### Extracted records

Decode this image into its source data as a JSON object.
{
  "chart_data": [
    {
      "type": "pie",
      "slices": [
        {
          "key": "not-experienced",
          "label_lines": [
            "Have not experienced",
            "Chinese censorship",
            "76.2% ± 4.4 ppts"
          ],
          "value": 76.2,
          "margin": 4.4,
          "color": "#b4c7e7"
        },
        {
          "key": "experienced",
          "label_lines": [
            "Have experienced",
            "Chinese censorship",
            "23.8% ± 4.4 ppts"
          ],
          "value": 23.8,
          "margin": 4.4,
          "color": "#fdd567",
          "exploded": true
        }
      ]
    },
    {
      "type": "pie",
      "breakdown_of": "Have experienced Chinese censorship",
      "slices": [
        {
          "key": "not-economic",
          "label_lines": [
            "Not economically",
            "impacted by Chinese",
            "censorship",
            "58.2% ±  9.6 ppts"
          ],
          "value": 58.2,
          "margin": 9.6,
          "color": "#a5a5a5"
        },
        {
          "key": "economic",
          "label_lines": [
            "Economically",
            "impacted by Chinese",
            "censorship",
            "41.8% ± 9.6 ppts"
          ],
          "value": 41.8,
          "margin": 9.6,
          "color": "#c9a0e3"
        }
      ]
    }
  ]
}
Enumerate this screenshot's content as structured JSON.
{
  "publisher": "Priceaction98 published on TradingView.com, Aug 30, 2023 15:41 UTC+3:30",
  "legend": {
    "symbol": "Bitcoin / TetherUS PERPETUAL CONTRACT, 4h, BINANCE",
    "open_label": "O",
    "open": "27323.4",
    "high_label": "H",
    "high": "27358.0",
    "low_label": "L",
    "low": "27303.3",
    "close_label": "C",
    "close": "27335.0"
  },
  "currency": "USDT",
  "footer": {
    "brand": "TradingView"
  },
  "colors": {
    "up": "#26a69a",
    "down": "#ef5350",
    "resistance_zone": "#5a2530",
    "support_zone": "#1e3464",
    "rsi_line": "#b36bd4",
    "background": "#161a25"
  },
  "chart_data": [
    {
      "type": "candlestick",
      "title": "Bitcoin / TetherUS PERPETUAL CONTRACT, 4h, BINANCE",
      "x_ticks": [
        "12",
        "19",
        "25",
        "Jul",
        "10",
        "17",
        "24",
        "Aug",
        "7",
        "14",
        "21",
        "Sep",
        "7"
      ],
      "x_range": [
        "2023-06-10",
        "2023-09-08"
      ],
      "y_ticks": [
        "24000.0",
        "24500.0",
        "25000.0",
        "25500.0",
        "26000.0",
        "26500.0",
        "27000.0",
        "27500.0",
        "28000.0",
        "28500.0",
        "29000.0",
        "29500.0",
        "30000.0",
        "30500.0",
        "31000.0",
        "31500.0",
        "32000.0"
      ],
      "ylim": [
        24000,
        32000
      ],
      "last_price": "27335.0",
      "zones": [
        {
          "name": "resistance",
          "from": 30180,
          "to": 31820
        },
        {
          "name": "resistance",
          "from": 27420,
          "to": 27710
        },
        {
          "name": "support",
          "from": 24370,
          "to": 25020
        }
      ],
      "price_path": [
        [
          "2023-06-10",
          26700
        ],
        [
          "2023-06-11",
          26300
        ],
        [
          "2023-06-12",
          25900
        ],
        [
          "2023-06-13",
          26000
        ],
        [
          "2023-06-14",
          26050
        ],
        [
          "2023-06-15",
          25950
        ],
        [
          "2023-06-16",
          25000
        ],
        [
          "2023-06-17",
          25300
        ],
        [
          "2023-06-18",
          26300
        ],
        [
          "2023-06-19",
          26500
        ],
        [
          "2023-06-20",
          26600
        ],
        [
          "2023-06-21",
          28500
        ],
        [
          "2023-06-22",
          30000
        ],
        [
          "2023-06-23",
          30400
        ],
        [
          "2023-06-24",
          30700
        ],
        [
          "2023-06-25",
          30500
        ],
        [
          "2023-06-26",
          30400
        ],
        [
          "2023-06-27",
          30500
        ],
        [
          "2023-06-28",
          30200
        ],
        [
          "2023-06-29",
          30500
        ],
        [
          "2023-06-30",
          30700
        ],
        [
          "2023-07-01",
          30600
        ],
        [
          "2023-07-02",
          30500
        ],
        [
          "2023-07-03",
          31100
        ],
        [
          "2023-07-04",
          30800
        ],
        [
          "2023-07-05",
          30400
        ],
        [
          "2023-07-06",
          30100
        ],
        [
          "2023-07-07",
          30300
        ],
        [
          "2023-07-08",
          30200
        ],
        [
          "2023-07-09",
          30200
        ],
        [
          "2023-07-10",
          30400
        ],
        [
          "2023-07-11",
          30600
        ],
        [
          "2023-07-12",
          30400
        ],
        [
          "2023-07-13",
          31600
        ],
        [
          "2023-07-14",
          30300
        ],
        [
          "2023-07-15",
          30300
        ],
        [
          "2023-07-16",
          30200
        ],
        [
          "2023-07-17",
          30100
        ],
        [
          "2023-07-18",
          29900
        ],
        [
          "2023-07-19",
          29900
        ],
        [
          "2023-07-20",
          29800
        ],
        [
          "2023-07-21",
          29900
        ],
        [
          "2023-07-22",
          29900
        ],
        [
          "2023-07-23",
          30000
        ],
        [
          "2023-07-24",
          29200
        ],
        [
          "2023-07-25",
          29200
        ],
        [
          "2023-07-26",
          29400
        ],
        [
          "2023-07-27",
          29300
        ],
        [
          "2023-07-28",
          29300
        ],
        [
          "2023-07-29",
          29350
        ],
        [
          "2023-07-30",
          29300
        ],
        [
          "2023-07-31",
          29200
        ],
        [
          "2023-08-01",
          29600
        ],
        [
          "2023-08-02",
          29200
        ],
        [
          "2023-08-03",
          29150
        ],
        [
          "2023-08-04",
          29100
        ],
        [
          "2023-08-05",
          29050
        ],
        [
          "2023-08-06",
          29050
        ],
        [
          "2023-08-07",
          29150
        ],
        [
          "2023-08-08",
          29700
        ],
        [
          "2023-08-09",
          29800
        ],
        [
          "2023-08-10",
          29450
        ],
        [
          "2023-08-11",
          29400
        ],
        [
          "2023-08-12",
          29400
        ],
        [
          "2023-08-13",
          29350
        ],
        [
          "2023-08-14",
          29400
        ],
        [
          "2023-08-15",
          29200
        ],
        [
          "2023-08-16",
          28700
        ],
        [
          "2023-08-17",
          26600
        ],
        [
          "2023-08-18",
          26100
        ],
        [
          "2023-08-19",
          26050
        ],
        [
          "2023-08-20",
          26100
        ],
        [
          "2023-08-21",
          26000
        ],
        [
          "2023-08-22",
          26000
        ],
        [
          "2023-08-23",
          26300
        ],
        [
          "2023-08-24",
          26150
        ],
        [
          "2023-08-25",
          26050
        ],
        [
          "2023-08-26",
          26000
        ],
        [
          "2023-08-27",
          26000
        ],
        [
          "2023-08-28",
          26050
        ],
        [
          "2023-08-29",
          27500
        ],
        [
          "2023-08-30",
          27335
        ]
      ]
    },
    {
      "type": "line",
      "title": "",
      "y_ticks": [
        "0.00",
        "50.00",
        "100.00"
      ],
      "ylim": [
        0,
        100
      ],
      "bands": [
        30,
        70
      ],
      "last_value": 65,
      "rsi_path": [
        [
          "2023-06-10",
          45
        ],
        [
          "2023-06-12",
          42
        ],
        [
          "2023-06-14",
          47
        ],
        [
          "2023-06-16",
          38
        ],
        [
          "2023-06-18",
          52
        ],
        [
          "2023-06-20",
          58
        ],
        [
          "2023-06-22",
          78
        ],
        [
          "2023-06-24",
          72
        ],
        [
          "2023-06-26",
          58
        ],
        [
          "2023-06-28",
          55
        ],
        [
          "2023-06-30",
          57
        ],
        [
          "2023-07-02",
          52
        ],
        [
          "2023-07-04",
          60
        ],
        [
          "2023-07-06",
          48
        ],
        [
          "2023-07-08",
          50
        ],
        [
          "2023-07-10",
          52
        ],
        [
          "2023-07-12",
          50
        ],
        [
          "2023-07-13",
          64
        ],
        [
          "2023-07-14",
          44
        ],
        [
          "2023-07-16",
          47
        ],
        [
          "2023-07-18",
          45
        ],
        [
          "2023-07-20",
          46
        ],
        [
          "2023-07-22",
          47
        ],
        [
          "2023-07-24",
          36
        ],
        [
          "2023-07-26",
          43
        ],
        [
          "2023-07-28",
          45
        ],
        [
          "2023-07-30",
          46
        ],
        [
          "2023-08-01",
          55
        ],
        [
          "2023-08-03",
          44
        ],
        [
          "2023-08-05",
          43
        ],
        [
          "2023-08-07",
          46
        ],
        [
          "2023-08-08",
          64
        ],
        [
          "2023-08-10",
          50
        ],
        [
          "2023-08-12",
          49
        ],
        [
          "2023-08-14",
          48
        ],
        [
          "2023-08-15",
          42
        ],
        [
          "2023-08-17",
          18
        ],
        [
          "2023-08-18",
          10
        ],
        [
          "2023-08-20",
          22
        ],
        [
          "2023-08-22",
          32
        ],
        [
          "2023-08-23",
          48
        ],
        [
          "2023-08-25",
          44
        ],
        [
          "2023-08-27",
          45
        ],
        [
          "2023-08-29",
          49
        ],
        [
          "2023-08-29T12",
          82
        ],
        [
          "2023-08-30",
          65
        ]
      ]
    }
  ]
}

### SET EXERCISE
Go through the entries above and pull out each line with "ppts" in it.

### WRITTEN SOLUTION
            "76.2% ± 4.4 ppts"
            "23.8% ± 4.4 ppts"
            "58.2% ±  9.6 ppts"
            "41.8% ± 9.6 ppts"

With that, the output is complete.